Even in Ukraine we really haven't seen 'cheap' defenses properly scale up to deal with the drone problem. Ukraine was getting 90% shoot downs in the early days but that's changed in the past year where Russia's tactics adapted. They've have been getting hammered weekly, even deep into their air defences along the polish border.
With Chinese SAMs and extreme range air-to-air missiles all of the fancy F-35 avionics will mostly be just them doing everything trying to survive those encounters far away from the frontline in Taiwan... where they mostly become very expensive missile launch platforms (bombers) and some radar networking. If you remove maximum survivability + narrow into niches those get a lot cheaper.
It's substantially cheaper after skipping personel + operational costs of training and associated maintenance etc. Keeping the human bits trained involves flight hours, platform wear and tear etc. Unmanned = do more with less, i.e. same airframes can focus on useful missions. Or sustain more with much less upkeep. Wasting hours wearing down platforms to maintain crew proficiency is SUBSTANTIAL over lifetime of highend platforms. XXLUUV fleet - skipping out on 1,000s of crew, and can be built to lower standards etc. The AI proliferates experience across all hulls simultaneously. For same acquistion you can acquire 2/3x size fleet, have most in storage while a few do day to day operations with significantly cheaper OPEX while maintaining readiness.
XXLUUVs aren't cheap or lowend, they are highend but PRC shipbuilding advantage over US simply monumental, i.e. they can match capabilities and win attrition game on budget. Like UUVs following surface fleet is basically DARPA ACTUV proposal... TLDR is instead of spending 500k-1M per day (US costs) on fleet size ASW you can use a few 10k per day drones that keep tabs on marked targets. PRC has ship building capabilities to execute this at fraction of cost. Once you remove manning, attrition based strategies become even more potent for PRC industrial base.

::::

» Problem set:
• 1. Answer these questions using the text on unmanned warfare costs, putting each answer on its own line with the same letter.
(a) What shoot-down rate was Ukraine getting in the early days?
(b) What daily cost does the text give for fleet-size ASW at US costs?
(c) Which DARPA proposal does the text liken UUVs following a surface fleet to?
• 2. Resume the text on unmanned warfare costs from its last sentence, keeping the same voice.

::::

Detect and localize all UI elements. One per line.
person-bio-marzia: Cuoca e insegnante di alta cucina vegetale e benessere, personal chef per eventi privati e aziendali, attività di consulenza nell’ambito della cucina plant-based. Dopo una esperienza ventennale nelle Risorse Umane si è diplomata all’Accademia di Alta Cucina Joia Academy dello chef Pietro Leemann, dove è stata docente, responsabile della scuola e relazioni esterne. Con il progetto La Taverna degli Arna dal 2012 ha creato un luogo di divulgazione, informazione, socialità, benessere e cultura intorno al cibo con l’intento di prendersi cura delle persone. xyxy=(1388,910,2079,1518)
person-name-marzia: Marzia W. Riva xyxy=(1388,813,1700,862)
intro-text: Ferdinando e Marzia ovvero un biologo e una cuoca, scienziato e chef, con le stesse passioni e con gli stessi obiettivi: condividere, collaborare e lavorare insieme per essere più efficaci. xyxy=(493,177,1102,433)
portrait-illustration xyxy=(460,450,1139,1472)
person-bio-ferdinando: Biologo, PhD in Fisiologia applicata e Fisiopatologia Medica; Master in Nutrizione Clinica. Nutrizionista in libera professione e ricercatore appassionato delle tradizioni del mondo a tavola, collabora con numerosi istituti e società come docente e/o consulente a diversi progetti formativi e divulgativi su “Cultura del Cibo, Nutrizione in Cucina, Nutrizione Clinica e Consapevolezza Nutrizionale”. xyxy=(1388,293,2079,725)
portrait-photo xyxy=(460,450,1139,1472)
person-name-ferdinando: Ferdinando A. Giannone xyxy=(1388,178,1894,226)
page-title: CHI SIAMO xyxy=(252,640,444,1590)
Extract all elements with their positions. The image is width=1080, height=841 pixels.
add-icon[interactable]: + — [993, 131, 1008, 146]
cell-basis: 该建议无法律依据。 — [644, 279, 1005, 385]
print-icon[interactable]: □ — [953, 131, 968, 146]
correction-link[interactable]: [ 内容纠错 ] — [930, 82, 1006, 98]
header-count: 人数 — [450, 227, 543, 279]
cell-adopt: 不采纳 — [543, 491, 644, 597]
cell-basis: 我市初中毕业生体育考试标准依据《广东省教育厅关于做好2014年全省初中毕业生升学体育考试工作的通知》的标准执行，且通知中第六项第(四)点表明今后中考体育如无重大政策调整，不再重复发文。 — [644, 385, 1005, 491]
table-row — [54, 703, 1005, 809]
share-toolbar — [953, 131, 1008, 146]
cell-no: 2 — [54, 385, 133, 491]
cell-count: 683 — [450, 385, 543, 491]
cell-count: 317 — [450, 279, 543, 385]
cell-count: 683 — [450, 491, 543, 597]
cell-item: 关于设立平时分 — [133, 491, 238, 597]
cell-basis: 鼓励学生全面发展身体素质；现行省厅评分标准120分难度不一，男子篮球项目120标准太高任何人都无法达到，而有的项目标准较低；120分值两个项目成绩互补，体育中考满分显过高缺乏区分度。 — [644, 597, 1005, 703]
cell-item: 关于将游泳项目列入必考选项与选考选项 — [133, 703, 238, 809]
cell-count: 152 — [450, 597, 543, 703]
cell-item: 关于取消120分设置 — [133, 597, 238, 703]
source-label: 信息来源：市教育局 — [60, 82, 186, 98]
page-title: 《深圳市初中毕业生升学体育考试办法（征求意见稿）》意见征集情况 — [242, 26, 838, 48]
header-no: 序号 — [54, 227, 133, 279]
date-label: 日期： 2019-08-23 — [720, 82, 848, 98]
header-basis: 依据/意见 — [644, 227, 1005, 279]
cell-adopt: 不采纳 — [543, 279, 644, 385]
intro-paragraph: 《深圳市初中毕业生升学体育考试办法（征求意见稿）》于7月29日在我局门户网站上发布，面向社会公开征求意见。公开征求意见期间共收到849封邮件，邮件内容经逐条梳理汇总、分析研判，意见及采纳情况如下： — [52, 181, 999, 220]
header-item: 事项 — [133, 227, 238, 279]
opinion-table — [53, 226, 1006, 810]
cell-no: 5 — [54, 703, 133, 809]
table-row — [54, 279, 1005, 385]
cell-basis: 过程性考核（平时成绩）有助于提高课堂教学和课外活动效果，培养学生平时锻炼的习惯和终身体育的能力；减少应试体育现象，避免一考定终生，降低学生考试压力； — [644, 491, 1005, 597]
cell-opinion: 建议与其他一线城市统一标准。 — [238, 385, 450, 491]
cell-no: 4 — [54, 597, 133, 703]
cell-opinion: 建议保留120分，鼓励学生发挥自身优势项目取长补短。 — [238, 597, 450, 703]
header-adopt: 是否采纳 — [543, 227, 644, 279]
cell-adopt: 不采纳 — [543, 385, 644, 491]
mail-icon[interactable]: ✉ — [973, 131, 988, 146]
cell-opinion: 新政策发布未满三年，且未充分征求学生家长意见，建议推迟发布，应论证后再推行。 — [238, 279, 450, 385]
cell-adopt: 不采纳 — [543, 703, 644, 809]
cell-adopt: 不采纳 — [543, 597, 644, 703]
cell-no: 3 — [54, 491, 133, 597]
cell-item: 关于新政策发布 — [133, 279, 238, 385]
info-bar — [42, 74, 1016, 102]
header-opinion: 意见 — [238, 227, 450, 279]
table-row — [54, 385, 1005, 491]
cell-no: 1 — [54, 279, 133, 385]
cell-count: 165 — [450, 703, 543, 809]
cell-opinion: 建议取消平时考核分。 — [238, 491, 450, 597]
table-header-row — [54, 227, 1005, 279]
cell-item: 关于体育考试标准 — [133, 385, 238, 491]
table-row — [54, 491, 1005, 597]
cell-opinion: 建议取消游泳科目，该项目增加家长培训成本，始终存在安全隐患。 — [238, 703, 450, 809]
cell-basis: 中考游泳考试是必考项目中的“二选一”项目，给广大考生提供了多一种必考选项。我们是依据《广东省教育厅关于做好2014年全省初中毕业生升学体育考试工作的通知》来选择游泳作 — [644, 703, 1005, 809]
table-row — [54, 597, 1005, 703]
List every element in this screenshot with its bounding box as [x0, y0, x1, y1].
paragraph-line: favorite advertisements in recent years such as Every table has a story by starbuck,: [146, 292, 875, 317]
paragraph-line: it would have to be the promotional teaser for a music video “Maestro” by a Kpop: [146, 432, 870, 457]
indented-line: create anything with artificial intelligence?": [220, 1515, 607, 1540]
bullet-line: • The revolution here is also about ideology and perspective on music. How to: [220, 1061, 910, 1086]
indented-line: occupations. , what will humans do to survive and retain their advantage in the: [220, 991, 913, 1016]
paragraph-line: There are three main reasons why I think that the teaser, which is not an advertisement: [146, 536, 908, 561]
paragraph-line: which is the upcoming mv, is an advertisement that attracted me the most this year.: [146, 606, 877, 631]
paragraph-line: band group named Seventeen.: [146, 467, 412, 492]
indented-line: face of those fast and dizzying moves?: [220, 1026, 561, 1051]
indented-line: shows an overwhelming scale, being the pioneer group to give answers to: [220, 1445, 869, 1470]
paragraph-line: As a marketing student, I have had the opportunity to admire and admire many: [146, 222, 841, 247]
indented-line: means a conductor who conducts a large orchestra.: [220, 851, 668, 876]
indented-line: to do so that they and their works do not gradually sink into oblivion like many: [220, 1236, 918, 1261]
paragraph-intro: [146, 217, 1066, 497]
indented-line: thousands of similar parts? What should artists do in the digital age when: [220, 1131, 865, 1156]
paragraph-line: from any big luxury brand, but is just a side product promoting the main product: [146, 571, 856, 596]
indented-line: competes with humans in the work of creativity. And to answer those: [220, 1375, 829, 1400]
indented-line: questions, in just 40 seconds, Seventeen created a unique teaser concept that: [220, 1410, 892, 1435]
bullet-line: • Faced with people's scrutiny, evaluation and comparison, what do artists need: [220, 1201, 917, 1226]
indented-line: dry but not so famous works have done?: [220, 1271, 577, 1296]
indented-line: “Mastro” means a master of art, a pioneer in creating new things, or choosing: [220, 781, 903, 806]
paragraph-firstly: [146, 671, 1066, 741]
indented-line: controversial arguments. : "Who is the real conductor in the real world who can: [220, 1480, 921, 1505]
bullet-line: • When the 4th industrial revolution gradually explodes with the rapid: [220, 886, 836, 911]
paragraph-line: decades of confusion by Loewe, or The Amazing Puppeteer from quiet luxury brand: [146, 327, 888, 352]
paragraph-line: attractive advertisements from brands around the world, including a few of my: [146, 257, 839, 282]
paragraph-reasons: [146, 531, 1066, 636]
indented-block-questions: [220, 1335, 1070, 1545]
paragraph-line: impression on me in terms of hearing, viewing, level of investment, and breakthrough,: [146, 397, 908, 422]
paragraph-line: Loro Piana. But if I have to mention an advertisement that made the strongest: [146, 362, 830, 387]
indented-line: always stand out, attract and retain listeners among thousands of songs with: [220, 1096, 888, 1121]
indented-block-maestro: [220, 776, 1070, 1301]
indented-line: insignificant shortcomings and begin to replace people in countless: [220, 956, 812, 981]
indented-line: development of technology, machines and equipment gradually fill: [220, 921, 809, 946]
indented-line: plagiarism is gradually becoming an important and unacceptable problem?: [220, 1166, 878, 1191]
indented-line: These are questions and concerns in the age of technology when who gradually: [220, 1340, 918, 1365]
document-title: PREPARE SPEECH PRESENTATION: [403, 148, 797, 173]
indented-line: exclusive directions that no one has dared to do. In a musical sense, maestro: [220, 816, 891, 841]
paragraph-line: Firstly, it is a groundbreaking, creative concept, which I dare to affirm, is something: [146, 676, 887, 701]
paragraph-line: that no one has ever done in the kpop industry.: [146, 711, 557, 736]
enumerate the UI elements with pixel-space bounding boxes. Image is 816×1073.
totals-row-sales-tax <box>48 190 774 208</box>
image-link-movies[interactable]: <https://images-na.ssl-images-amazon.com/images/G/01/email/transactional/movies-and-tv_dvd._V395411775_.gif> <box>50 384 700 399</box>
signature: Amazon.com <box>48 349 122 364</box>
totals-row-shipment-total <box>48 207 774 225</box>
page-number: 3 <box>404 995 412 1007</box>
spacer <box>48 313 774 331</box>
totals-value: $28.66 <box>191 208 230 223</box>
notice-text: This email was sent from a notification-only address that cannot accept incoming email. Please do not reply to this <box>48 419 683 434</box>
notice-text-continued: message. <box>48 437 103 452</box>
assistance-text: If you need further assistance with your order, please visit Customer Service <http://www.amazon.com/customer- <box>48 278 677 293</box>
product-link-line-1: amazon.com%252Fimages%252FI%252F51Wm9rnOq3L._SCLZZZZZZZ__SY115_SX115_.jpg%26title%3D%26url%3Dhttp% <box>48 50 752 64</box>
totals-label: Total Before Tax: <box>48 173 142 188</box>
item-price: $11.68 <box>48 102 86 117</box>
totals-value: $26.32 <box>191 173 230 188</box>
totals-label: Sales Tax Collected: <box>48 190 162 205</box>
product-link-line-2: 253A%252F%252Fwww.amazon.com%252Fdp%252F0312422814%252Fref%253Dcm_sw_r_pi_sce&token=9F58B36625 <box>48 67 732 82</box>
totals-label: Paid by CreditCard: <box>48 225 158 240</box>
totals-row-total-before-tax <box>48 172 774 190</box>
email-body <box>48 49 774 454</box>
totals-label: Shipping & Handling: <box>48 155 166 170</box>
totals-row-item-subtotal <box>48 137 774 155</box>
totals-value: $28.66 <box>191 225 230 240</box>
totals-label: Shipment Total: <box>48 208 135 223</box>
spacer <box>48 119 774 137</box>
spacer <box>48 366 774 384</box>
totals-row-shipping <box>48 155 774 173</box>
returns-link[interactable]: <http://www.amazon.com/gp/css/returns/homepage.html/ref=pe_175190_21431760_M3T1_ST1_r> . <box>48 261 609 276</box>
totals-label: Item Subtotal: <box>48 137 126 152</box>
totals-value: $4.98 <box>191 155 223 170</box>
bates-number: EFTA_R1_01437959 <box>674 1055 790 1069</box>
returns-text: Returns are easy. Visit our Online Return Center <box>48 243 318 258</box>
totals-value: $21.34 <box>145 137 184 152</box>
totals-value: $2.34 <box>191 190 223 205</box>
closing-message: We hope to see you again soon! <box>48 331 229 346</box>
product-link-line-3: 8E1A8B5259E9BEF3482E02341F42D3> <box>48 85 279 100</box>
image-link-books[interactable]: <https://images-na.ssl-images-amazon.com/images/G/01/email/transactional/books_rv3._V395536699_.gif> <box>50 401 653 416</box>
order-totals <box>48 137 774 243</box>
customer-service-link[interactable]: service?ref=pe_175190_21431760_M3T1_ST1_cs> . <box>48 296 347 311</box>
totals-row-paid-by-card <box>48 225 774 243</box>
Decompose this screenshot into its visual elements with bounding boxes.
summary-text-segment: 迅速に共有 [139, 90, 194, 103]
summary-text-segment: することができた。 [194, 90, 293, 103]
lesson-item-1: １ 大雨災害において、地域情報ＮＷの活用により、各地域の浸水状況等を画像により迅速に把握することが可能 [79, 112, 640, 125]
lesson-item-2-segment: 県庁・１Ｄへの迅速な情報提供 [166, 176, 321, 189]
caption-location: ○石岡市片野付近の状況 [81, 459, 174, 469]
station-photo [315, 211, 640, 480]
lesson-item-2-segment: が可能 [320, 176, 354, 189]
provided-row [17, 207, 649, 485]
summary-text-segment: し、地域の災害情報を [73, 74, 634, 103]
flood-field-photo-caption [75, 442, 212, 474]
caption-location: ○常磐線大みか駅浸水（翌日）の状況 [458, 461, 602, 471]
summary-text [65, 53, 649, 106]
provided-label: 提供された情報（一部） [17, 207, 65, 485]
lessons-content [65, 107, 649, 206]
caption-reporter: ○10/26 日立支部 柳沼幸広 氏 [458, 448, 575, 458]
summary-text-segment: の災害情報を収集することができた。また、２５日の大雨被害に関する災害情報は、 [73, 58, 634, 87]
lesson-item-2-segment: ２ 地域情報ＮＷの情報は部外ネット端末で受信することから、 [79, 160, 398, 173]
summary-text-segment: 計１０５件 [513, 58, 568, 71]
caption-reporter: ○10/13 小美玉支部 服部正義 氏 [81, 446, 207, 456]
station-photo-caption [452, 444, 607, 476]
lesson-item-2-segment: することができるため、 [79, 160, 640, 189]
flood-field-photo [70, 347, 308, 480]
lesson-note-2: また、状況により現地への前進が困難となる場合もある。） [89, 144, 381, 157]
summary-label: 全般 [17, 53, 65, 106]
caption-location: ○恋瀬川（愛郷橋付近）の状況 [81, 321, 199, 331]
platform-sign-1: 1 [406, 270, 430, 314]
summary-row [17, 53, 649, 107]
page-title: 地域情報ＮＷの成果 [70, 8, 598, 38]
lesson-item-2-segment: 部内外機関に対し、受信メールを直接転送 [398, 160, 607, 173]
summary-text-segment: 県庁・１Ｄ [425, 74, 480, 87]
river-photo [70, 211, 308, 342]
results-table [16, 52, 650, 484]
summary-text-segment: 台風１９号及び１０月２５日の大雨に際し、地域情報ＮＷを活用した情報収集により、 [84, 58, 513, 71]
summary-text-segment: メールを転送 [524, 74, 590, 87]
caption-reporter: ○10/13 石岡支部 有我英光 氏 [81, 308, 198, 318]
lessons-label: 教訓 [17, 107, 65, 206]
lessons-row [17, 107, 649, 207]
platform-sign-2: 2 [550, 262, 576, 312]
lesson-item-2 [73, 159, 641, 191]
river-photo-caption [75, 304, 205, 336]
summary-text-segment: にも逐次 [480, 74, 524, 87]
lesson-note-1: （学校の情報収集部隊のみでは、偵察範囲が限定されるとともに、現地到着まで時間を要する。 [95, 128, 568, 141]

::::

» Numbered responses:
• 1.
(a) 90%
(b) 500k-1M per day
(c) ACTUV

• 2.
UKR demonsrates how shitty deindustrialized powers are at generating fires. PRC is has industrial base to make 30m cars and 20m motorcycles annually. This translates to industrial base that can output 5 digit shaheed tier munitions daily. This basically enough satuate any layered defense US+co can prepsition. That's just lowend. Medium end like cruise missiles PRC can probably do ~1000 a day, see their cruise missile gigafactory. The key difference between RU, is PRC (like US) has C4ISR to make efficiently use munitions. RU is closer to Iran level.
ATACMS and Storm Shadow range are functionally toys in IndoPac, i.e. we're talking about different scale of of highend warfare over much greater distances and magazine exchanges. UKR is frankly schoolyard fight and has no worthwhile lessons for Indopac except it's important to have strong industrial base for attrition game, i.e. RU able to sustain very incompetent exchanges vs entire US+NATO support. Incompetent as in wildly inefficient and constrained because they have shit C4ISR that can't dismantal UKR IADs or logistics insulated on NATO soil. There's no "sancturary" in IndoPac.
The useful lesson we learned in last few years relevant to highend peer to peer fight is basically shit tier missiles can penetrate the most sophisticated ABM in the world (Iran vs Israel), more than carrier groups has magazine depth. XXLUVs basically another layer of massing fires in quantities current surface fleet composition can't survive, but strips out ambiguity around long distance / standoff kill chains by parking satuation sized salvos always in terminal range. Again these are not cheap low end solutions, these are HIGH END solutions that PRC simply can build cheaply at scale.